▶ **Exercise directions**: Beginning at the line containing "Output the text content of this document." and continuing to the end of the records below, give each line again exactly as it stands, and only those lines.

[START]

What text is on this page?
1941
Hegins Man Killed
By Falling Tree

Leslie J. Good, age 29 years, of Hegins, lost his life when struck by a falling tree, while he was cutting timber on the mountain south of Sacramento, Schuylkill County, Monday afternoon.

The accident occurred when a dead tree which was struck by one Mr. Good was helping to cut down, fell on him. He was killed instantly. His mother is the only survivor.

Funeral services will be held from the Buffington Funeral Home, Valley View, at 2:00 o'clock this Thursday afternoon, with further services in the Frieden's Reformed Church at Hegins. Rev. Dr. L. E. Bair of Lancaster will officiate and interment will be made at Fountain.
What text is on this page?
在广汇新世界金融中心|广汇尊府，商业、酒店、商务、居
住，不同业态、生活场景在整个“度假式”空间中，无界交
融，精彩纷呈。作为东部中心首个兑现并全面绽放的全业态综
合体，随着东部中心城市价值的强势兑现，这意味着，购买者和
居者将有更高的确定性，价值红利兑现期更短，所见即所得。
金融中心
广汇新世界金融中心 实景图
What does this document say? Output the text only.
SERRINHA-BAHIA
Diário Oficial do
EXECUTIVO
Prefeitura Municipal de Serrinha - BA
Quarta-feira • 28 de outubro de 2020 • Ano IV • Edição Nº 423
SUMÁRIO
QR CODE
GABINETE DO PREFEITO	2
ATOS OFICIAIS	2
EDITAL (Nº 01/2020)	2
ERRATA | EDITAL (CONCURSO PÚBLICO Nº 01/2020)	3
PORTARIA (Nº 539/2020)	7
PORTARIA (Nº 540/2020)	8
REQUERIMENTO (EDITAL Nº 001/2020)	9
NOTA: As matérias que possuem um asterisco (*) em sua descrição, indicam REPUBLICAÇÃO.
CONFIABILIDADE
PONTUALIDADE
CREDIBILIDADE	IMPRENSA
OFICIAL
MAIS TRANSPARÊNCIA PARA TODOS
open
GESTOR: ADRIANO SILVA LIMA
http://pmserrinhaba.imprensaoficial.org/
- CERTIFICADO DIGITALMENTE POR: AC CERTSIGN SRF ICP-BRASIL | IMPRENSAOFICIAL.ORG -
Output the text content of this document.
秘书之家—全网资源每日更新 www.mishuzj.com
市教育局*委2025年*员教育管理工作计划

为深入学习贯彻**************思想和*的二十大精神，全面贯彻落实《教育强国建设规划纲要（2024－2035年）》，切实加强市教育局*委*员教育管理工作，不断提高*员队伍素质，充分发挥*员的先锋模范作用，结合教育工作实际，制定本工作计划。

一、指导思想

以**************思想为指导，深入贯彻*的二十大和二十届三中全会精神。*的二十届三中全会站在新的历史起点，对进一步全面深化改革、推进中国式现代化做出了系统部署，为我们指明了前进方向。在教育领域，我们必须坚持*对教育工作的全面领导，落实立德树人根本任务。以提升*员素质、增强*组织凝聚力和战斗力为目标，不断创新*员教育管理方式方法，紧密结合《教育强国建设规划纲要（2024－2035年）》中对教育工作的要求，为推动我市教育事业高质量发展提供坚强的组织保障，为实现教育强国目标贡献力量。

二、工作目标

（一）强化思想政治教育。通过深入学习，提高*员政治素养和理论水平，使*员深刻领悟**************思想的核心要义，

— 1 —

[END]

▶ **Task response**:
Output the text content of this document.
秘书之家—全网资源每日更新 www.mishuzj.com
市教育局*委2025年*员教育管理工作计划

为深入学习贯彻**************思想和*的二十大精神，全面贯彻落实《教育强国建设规划纲要（2024－2035年）》，切实加强市教育局*委*员教育管理工作，不断提高*员队伍素质，充分发挥*员的先锋模范作用，结合教育工作实际，制定本工作计划。

一、指导思想

以**************思想为指导，深入贯彻*的二十大和二十届三中全会精神。*的二十届三中全会站在新的历史起点，对进一步全面深化改革、推进中国式现代化做出了系统部署，为我们指明了前进方向。在教育领域，我们必须坚持*对教育工作的全面领导，落实立德树人根本任务。以提升*员素质、增强*组织凝聚力和战斗力为目标，不断创新*员教育管理方式方法，紧密结合《教育强国建设规划纲要（2024－2035年）》中对教育工作的要求，为推动我市教育事业高质量发展提供坚强的组织保障，为实现教育强国目标贡献力量。

二、工作目标

（一）强化思想政治教育。通过深入学习，提高*员政治素养和理论水平，使*员深刻领悟**************思想的核心要义，

— 1 —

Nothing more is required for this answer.